How Kamala Harris — and Joe Biden — lost to Donald Trump and left Democrats in shambles
Following Harris’s loss Tuesday — in which Trump made gains with nearly every single demographic group, leaving him poised to potentially win all seven battleground states and the popular vote — the Democratic Party now finds itself grappling with how it lost so definitively, and how it so thoroughly misunderstood the American electorate.
Democrats expect the party, donors and outside groups will eventually conduct autopsy reports to understand just how the race went awry. Donna Brazile, a Harris ally and former chair of the Democratic National Committee, said “the next step for the Democrats is deep introspection,” adding that there needs to be a process to figure out what went wrong before the party decides on next steps and who should lead it.
“You don’t jump from one horse to another when you are riding on a donkey,” she said.
But a consensus has already emerged that the party failed to understand the average voter and their concerns — and focused too much on Trump, according to interviews with more than two dozen campaign aides, advisers, strategists and others, many of whom spoke on the condition of anonymity to share candid opinions about the party’s loss.

[Element location listings]
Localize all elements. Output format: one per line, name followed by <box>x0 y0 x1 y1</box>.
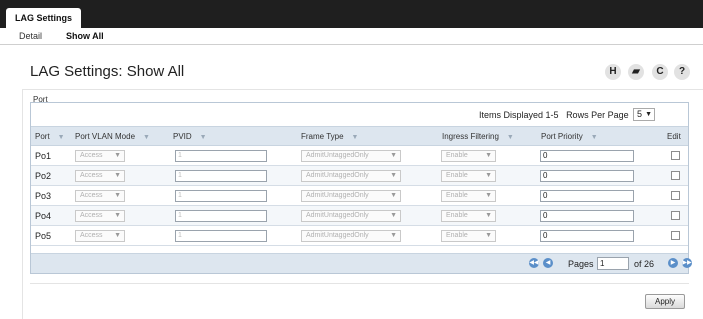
sort-icon: ▼ <box>590 134 598 141</box>
sort-icon: ▼ <box>506 134 514 141</box>
chevron-down-icon: ▼ <box>485 152 492 159</box>
port-priority-input[interactable]: 0 <box>540 210 634 222</box>
edit-checkbox[interactable] <box>671 151 680 160</box>
table-row: Po4 Access ▼ 1 AdmitUntaggedOnly ▼ Enable ▼… <box>31 206 688 226</box>
rows-per-page-value: 5 <box>637 109 643 119</box>
pvid-input[interactable]: 1 <box>175 190 267 202</box>
col-edit: Edit <box>667 132 681 141</box>
table-header: Port ▼ Port VLAN Mode ▼ PVID ▼ Frame Type ▼ … <box>31 126 688 146</box>
pvid-input[interactable]: 1 <box>175 170 267 182</box>
last-page-icon[interactable]: ▶▶ <box>682 258 692 268</box>
edit-checkbox[interactable] <box>671 231 680 240</box>
subnav-detail[interactable]: Detail <box>19 31 42 41</box>
sort-icon: ▼ <box>57 134 65 141</box>
chevron-down-icon: ▼ <box>485 212 492 219</box>
port-name: Po5 <box>35 231 52 241</box>
frame-type-select[interactable]: AdmitUntaggedOnly ▼ <box>301 170 401 182</box>
rows-per-page-label: Rows Per Page <box>566 110 629 120</box>
chevron-down-icon: ▼ <box>390 172 397 179</box>
divider <box>30 283 689 284</box>
chevron-down-icon: ▼ <box>114 152 121 159</box>
chevron-down-icon: ▼ <box>114 172 121 179</box>
port-name: Po2 <box>35 171 52 181</box>
edit-checkbox[interactable] <box>671 171 680 180</box>
items-displayed: Items Displayed 1-5 <box>479 110 559 120</box>
chevron-down-icon: ▼ <box>645 111 652 118</box>
table-row: Po3 Access ▼ 1 AdmitUntaggedOnly ▼ Enable ▼… <box>31 186 688 206</box>
chevron-down-icon: ▼ <box>390 232 397 239</box>
sort-icon: ▼ <box>143 134 150 141</box>
pvid-input[interactable]: 1 <box>175 150 267 162</box>
chevron-down-icon: ▼ <box>485 192 492 199</box>
col-port-priority[interactable]: Port Priority ▼ <box>541 132 598 141</box>
vlan-mode-select[interactable]: Access ▼ <box>75 170 125 182</box>
vlan-mode-select[interactable]: Access ▼ <box>75 190 125 202</box>
port-priority-input[interactable]: 0 <box>540 230 634 242</box>
chevron-down-icon: ▼ <box>390 192 397 199</box>
edit-checkbox[interactable] <box>671 191 680 200</box>
page-number-input[interactable]: 1 <box>597 257 629 270</box>
sort-icon: ▼ <box>199 134 207 141</box>
frame-type-select[interactable]: AdmitUntaggedOnly ▼ <box>301 190 401 202</box>
ingress-filtering-select[interactable]: Enable ▼ <box>441 230 496 242</box>
port-name: Po1 <box>35 151 52 161</box>
tab-lag-settings[interactable]: LAG Settings <box>6 8 82 28</box>
col-port-vlan-mode[interactable]: Port VLAN Mode ▼ <box>75 132 150 141</box>
table-row: Po2 Access ▼ 1 AdmitUntaggedOnly ▼ Enable ▼… <box>31 166 688 186</box>
total-pages-label: of 26 <box>634 259 655 269</box>
refresh-icon[interactable]: C <box>652 64 668 80</box>
chevron-down-icon: ▼ <box>114 192 121 199</box>
chevron-down-icon: ▼ <box>390 152 397 159</box>
port-name: Po3 <box>35 191 52 201</box>
chevron-down-icon: ▼ <box>390 212 397 219</box>
apply-button[interactable]: Apply <box>645 294 685 309</box>
chevron-down-icon: ▼ <box>485 172 492 179</box>
col-pvid[interactable]: PVID ▼ <box>173 132 207 141</box>
pvid-input[interactable]: 1 <box>175 210 267 222</box>
frame-type-select[interactable]: AdmitUntaggedOnly ▼ <box>301 210 401 222</box>
port-priority-input[interactable]: 0 <box>540 170 634 182</box>
ingress-filtering-select[interactable]: Enable ▼ <box>441 170 496 182</box>
chevron-down-icon: ▼ <box>485 232 492 239</box>
edit-checkbox[interactable] <box>671 211 680 220</box>
frame-type-select[interactable]: AdmitUntaggedOnly ▼ <box>301 150 401 162</box>
table-row: Po1 Access ▼ 1 AdmitUntaggedOnly ▼ Enable ▼… <box>31 146 688 166</box>
first-page-icon[interactable]: ◀◀ <box>529 258 539 268</box>
sub-navigation: Detail Show All <box>0 28 703 45</box>
top-bar: LAG Settings <box>0 0 703 28</box>
col-frame-type[interactable]: Frame Type ▼ <box>301 132 358 141</box>
port-priority-input[interactable]: 0 <box>540 190 634 202</box>
pvid-input[interactable]: 1 <box>175 230 267 242</box>
port-name: Po4 <box>35 211 52 221</box>
col-ingress-filtering[interactable]: Ingress Filtering ▼ <box>442 132 514 141</box>
ingress-filtering-select[interactable]: Enable ▼ <box>441 190 496 202</box>
prev-page-icon[interactable]: ◀ <box>543 258 553 268</box>
table-info: Items Displayed 1-5 Rows Per Page <box>479 110 629 120</box>
vlan-mode-select[interactable]: Access ▼ <box>75 150 125 162</box>
page-title: LAG Settings: Show All <box>30 63 185 80</box>
chevron-down-icon: ▼ <box>114 232 121 239</box>
col-port[interactable]: Port ▼ <box>35 132 65 141</box>
pages-label: Pages <box>568 259 594 269</box>
table-row: Po5 Access ▼ 1 AdmitUntaggedOnly ▼ Enable ▼… <box>31 226 688 246</box>
print-icon[interactable]: ▰ <box>628 64 644 80</box>
next-page-icon[interactable]: ▶ <box>668 258 678 268</box>
subnav-show-all[interactable]: Show All <box>66 31 104 41</box>
ingress-filtering-select[interactable]: Enable ▼ <box>441 210 496 222</box>
rows-per-page-select[interactable]: 5 ▼ <box>633 108 655 121</box>
ingress-filtering-select[interactable]: Enable ▼ <box>441 150 496 162</box>
sort-icon: ▼ <box>351 134 359 141</box>
help-icon[interactable]: H <box>605 64 621 80</box>
vlan-mode-select[interactable]: Access ▼ <box>75 230 125 242</box>
question-icon[interactable]: ? <box>674 64 690 80</box>
chevron-down-icon: ▼ <box>114 212 121 219</box>
port-priority-input[interactable]: 0 <box>540 150 634 162</box>
vlan-mode-select[interactable]: Access ▼ <box>75 210 125 222</box>
frame-type-select[interactable]: AdmitUntaggedOnly ▼ <box>301 230 401 242</box>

_Tasks and exercises_.
**1.** Can you sum up the passage on the Democratic loss in two sentences?
**2.** Would you repeat the part of the passage on the Democratic loss that opens with the words containing "Democrats expect the" and closes with "should lead it."?
Those lines are separate material and have no connection to the passage on the Democratic loss.

_Exercise answers_.
**1.** After Harris lost to Trump, who made gains with nearly every demographic group, the Democratic Party is grappling with how it lost so definitively and so thoroughly misunderstood the American electorate. Democrats expect autopsy reports on what went wrong, and a consensus has already emerged that the party failed to understand the average voter and their concerns and focused too much on Trump.

**2.**
Democrats expect the party, donors and outside groups will eventually conduct autopsy reports to understand just how the race went awry. Donna Brazile, a Harris ally and former chair of the Democratic National Committee, said “the next step for the Democrats is deep introspection,” adding that there needs to be a process to figure out what went wrong before the party decides on next steps and who should lead it.